◆ Objective:
Exactly as written, retype the listing below, omitting the pictures.

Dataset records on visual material
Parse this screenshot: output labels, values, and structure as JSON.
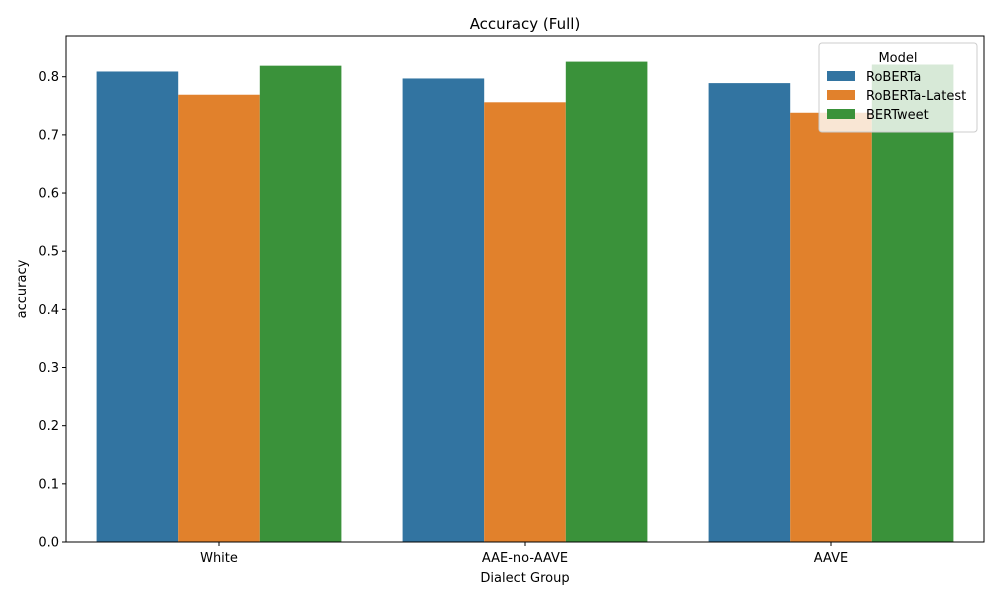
{
  "chart_data": {
    "type": "bar",
    "title": "Accuracy (Full)",
    "xlabel": "Dialect Group",
    "ylabel": "accuracy",
    "categories": [
      "White",
      "AAE-no-AAVE",
      "AAVE"
    ],
    "series": [
      {
        "name": "RoBERTa",
        "color": "#3274a1",
        "values": [
          0.809,
          0.797,
          0.789
        ]
      },
      {
        "name": "RoBERTa-Latest",
        "color": "#e1812c",
        "values": [
          0.769,
          0.756,
          0.738
        ]
      },
      {
        "name": "BERTweet",
        "color": "#3a923a",
        "values": [
          0.819,
          0.826,
          0.821
        ]
      }
    ],
    "ylim": [
      0,
      0.87
    ],
    "yticks": [
      "0.0",
      "0.1",
      "0.2",
      "0.3",
      "0.4",
      "0.5",
      "0.6",
      "0.7",
      "0.8"
    ],
    "grid": false,
    "legend": {
      "title": "Model",
      "placement": "top-right"
    }
  }
}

◆ Completed exercise:
Parse this screenshot: output labels, values, and structure as JSON.
{
  "chart_data": {
    "type": "bar",
    "title": "Accuracy (Full)",
    "xlabel": "Dialect Group",
    "ylabel": "accuracy",
    "categories": [
      "White",
      "AAE-no-AAVE",
      "AAVE"
    ],
    "series": [
      {
        "name": "RoBERTa",
        "color": "#3274a1",
        "values": [
          0.809,
          0.797,
          0.789
        ]
      },
      {
        "name": "RoBERTa-Latest",
        "color": "#e1812c",
        "values": [
          0.769,
          0.756,
          0.738
        ]
      },
      {
        "name": "BERTweet",
        "color": "#3a923a",
        "values": [
          0.819,
          0.826,
          0.821
        ]
      }
    ],
    "ylim": [
      0,
      0.87
    ],
    "yticks": [
      "0.0",
      "0.1",
      "0.2",
      "0.3",
      "0.4",
      "0.5",
      "0.6",
      "0.7",
      "0.8"
    ],
    "grid": false,
    "legend": {
      "title": "Model",
      "placement": "top-right"
    }
  }
}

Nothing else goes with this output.